• YOUR INSTRUCTIONS
Return the whole listing exactly as it stands.

Records about charts and figures
++++++

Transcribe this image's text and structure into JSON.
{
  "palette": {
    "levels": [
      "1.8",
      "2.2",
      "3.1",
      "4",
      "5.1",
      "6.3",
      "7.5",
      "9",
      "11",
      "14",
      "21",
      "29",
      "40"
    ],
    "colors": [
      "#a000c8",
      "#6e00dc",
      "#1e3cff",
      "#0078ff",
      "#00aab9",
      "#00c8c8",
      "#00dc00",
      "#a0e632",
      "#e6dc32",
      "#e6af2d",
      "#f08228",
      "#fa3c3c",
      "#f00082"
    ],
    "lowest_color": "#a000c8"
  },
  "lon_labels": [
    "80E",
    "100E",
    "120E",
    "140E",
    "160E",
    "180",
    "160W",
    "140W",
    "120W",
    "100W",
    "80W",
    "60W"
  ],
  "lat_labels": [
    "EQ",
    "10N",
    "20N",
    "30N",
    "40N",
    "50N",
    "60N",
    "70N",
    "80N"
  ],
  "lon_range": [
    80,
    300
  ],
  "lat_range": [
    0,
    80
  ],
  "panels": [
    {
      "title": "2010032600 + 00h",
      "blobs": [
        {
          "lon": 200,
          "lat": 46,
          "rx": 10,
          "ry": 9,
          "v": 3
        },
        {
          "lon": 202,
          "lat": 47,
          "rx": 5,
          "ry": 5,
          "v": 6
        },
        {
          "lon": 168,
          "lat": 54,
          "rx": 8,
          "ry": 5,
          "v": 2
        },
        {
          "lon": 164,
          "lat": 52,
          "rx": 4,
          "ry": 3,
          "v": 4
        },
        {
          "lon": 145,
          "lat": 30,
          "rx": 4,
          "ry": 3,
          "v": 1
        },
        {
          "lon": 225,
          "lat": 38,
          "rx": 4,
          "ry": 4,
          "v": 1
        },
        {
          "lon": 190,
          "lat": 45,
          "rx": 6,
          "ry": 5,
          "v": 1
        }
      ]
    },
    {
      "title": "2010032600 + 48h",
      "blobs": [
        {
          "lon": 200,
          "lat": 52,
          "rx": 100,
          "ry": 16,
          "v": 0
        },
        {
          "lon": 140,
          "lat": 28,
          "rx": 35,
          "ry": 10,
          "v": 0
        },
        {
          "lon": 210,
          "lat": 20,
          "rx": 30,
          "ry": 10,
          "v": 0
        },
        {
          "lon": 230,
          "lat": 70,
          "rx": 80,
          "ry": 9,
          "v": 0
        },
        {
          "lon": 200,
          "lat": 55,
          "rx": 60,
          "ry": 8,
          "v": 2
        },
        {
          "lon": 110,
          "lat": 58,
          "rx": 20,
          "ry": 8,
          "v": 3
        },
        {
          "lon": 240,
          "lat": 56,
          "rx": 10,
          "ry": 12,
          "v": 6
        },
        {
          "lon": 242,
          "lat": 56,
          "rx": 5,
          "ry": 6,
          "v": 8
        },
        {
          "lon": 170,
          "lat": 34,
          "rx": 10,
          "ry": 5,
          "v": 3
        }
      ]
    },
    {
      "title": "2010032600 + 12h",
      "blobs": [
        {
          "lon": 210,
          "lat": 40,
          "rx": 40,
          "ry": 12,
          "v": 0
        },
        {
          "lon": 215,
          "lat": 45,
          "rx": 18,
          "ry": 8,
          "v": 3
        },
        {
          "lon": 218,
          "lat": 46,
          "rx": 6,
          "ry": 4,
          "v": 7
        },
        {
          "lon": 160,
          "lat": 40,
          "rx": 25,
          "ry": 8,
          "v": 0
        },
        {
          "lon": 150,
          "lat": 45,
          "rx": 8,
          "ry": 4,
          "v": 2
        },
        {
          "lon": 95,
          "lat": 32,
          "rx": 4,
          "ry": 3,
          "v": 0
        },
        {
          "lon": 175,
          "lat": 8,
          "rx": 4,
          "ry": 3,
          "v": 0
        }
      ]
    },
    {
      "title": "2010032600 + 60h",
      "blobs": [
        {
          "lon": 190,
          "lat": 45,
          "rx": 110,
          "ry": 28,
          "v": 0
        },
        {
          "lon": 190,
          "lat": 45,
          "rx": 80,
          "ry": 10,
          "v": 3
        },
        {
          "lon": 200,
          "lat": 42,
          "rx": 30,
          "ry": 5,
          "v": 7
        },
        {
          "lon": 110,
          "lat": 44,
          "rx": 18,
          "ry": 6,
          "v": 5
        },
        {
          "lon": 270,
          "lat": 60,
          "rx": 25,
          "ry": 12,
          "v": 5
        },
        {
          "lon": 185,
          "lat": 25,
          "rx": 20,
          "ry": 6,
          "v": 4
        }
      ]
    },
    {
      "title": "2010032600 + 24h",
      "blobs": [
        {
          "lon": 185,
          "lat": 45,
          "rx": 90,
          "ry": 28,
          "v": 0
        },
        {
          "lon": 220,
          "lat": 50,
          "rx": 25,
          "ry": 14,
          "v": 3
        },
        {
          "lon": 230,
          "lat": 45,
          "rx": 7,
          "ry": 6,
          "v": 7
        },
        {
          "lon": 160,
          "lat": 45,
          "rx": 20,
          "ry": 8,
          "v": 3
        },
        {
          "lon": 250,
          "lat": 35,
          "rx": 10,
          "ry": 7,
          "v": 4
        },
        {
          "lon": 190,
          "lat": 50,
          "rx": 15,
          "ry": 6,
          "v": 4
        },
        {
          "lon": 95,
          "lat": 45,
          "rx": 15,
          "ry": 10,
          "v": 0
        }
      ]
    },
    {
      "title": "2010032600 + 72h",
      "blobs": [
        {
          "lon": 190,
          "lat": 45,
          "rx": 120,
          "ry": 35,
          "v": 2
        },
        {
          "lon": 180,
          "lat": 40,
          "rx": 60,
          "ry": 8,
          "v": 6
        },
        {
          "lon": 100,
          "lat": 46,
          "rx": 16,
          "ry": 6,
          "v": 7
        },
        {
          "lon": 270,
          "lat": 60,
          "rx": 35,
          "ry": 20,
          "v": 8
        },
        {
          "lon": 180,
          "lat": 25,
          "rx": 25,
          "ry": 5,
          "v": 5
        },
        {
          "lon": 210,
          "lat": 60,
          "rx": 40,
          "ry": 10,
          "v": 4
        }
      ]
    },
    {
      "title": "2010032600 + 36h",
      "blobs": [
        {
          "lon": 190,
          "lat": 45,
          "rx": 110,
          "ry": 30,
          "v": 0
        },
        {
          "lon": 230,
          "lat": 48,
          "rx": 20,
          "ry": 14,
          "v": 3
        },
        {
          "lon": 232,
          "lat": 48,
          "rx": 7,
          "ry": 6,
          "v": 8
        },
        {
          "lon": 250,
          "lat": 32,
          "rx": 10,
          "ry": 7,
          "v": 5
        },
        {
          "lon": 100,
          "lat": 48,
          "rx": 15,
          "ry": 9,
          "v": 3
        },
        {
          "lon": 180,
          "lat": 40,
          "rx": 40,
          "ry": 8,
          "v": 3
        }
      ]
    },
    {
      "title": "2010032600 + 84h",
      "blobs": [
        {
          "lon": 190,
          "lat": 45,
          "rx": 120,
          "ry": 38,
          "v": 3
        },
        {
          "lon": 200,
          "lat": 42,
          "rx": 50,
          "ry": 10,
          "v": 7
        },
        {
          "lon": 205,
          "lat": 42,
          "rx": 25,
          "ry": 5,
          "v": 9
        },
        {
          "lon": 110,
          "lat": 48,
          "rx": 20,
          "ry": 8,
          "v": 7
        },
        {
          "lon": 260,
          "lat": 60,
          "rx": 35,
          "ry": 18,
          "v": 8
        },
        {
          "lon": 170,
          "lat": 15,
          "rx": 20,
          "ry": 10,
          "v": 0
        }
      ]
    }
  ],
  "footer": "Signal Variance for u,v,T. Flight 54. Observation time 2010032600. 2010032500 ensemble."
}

++++++

• RESPONSE
Transcribe this image's text and structure into JSON.
{
  "palette": {
    "levels": [
      "1.8",
      "2.2",
      "3.1",
      "4",
      "5.1",
      "6.3",
      "7.5",
      "9",
      "11",
      "14",
      "21",
      "29",
      "40"
    ],
    "colors": [
      "#a000c8",
      "#6e00dc",
      "#1e3cff",
      "#0078ff",
      "#00aab9",
      "#00c8c8",
      "#00dc00",
      "#a0e632",
      "#e6dc32",
      "#e6af2d",
      "#f08228",
      "#fa3c3c",
      "#f00082"
    ],
    "lowest_color": "#a000c8"
  },
  "lon_labels": [
    "80E",
    "100E",
    "120E",
    "140E",
    "160E",
    "180",
    "160W",
    "140W",
    "120W",
    "100W",
    "80W",
    "60W"
  ],
  "lat_labels": [
    "EQ",
    "10N",
    "20N",
    "30N",
    "40N",
    "50N",
    "60N",
    "70N",
    "80N"
  ],
  "lon_range": [
    80,
    300
  ],
  "lat_range": [
    0,
    80
  ],
  "panels": [
    {
      "title": "2010032600 + 00h",
      "blobs": [
        {
          "lon": 200,
          "lat": 46,
          "rx": 10,
          "ry": 9,
          "v": 3
        },
        {
          "lon": 202,
          "lat": 47,
          "rx": 5,
          "ry": 5,
          "v": 6
        },
        {
          "lon": 168,
          "lat": 54,
          "rx": 8,
          "ry": 5,
          "v": 2
        },
        {
          "lon": 164,
          "lat": 52,
          "rx": 4,
          "ry": 3,
          "v": 4
        },
        {
          "lon": 145,
          "lat": 30,
          "rx": 4,
          "ry": 3,
          "v": 1
        },
        {
          "lon": 225,
          "lat": 38,
          "rx": 4,
          "ry": 4,
          "v": 1
        },
        {
          "lon": 190,
          "lat": 45,
          "rx": 6,
          "ry": 5,
          "v": 1
        }
      ]
    },
    {
      "title": "2010032600 + 48h",
      "blobs": [
        {
          "lon": 200,
          "lat": 52,
          "rx": 100,
          "ry": 16,
          "v": 0
        },
        {
          "lon": 140,
          "lat": 28,
          "rx": 35,
          "ry": 10,
          "v": 0
        },
        {
          "lon": 210,
          "lat": 20,
          "rx": 30,
          "ry": 10,
          "v": 0
        },
        {
          "lon": 230,
          "lat": 70,
          "rx": 80,
          "ry": 9,
          "v": 0
        },
        {
          "lon": 200,
          "lat": 55,
          "rx": 60,
          "ry": 8,
          "v": 2
        },
        {
          "lon": 110,
          "lat": 58,
          "rx": 20,
          "ry": 8,
          "v": 3
        },
        {
          "lon": 240,
          "lat": 56,
          "rx": 10,
          "ry": 12,
          "v": 6
        },
        {
          "lon": 242,
          "lat": 56,
          "rx": 5,
          "ry": 6,
          "v": 8
        },
        {
          "lon": 170,
          "lat": 34,
          "rx": 10,
          "ry": 5,
          "v": 3
        }
      ]
    },
    {
      "title": "2010032600 + 12h",
      "blobs": [
        {
          "lon": 210,
          "lat": 40,
          "rx": 40,
          "ry": 12,
          "v": 0
        },
        {
          "lon": 215,
          "lat": 45,
          "rx": 18,
          "ry": 8,
          "v": 3
        },
        {
          "lon": 218,
          "lat": 46,
          "rx": 6,
          "ry": 4,
          "v": 7
        },
        {
          "lon": 160,
          "lat": 40,
          "rx": 25,
          "ry": 8,
          "v": 0
        },
        {
          "lon": 150,
          "lat": 45,
          "rx": 8,
          "ry": 4,
          "v": 2
        },
        {
          "lon": 95,
          "lat": 32,
          "rx": 4,
          "ry": 3,
          "v": 0
        },
        {
          "lon": 175,
          "lat": 8,
          "rx": 4,
          "ry": 3,
          "v": 0
        }
      ]
    },
    {
      "title": "2010032600 + 60h",
      "blobs": [
        {
          "lon": 190,
          "lat": 45,
          "rx": 110,
          "ry": 28,
          "v": 0
        },
        {
          "lon": 190,
          "lat": 45,
          "rx": 80,
          "ry": 10,
          "v": 3
        },
        {
          "lon": 200,
          "lat": 42,
          "rx": 30,
          "ry": 5,
          "v": 7
        },
        {
          "lon": 110,
          "lat": 44,
          "rx": 18,
          "ry": 6,
          "v": 5
        },
        {
          "lon": 270,
          "lat": 60,
          "rx": 25,
          "ry": 12,
          "v": 5
        },
        {
          "lon": 185,
          "lat": 25,
          "rx": 20,
          "ry": 6,
          "v": 4
        }
      ]
    },
    {
      "title": "2010032600 + 24h",
      "blobs": [
        {
          "lon": 185,
          "lat": 45,
          "rx": 90,
          "ry": 28,
          "v": 0
        },
        {
          "lon": 220,
          "lat": 50,
          "rx": 25,
          "ry": 14,
          "v": 3
        },
        {
          "lon": 230,
          "lat": 45,
          "rx": 7,
          "ry": 6,
          "v": 7
        },
        {
          "lon": 160,
          "lat": 45,
          "rx": 20,
          "ry": 8,
          "v": 3
        },
        {
          "lon": 250,
          "lat": 35,
          "rx": 10,
          "ry": 7,
          "v": 4
        },
        {
          "lon": 190,
          "lat": 50,
          "rx": 15,
          "ry": 6,
          "v": 4
        },
        {
          "lon": 95,
          "lat": 45,
          "rx": 15,
          "ry": 10,
          "v": 0
        }
      ]
    },
    {
      "title": "2010032600 + 72h",
      "blobs": [
        {
          "lon": 190,
          "lat": 45,
          "rx": 120,
          "ry": 35,
          "v": 2
        },
        {
          "lon": 180,
          "lat": 40,
          "rx": 60,
          "ry": 8,
          "v": 6
        },
        {
          "lon": 100,
          "lat": 46,
          "rx": 16,
          "ry": 6,
          "v": 7
        },
        {
          "lon": 270,
          "lat": 60,
          "rx": 35,
          "ry": 20,
          "v": 8
        },
        {
          "lon": 180,
          "lat": 25,
          "rx": 25,
          "ry": 5,
          "v": 5
        },
        {
          "lon": 210,
          "lat": 60,
          "rx": 40,
          "ry": 10,
          "v": 4
        }
      ]
    },
    {
      "title": "2010032600 + 36h",
      "blobs": [
        {
          "lon": 190,
          "lat": 45,
          "rx": 110,
          "ry": 30,
          "v": 0
        },
        {
          "lon": 230,
          "lat": 48,
          "rx": 20,
          "ry": 14,
          "v": 3
        },
        {
          "lon": 232,
          "lat": 48,
          "rx": 7,
          "ry": 6,
          "v": 8
        },
        {
          "lon": 250,
          "lat": 32,
          "rx": 10,
          "ry": 7,
          "v": 5
        },
        {
          "lon": 100,
          "lat": 48,
          "rx": 15,
          "ry": 9,
          "v": 3
        },
        {
          "lon": 180,
          "lat": 40,
          "rx": 40,
          "ry": 8,
          "v": 3
        }
      ]
    },
    {
      "title": "2010032600 + 84h",
      "blobs": [
        {
          "lon": 190,
          "lat": 45,
          "rx": 120,
          "ry": 38,
          "v": 3
        },
        {
          "lon": 200,
          "lat": 42,
          "rx": 50,
          "ry": 10,
          "v": 7
        },
        {
          "lon": 205,
          "lat": 42,
          "rx": 25,
          "ry": 5,
          "v": 9
        },
        {
          "lon": 110,
          "lat": 48,
          "rx": 20,
          "ry": 8,
          "v": 7
        },
        {
          "lon": 260,
          "lat": 60,
          "rx": 35,
          "ry": 18,
          "v": 8
        },
        {
          "lon": 170,
          "lat": 15,
          "rx": 20,
          "ry": 10,
          "v": 0
        }
      ]
    }
  ],
  "footer": "Signal Variance for u,v,T. Flight 54. Observation time 2010032600. 2010032500 ensemble."
}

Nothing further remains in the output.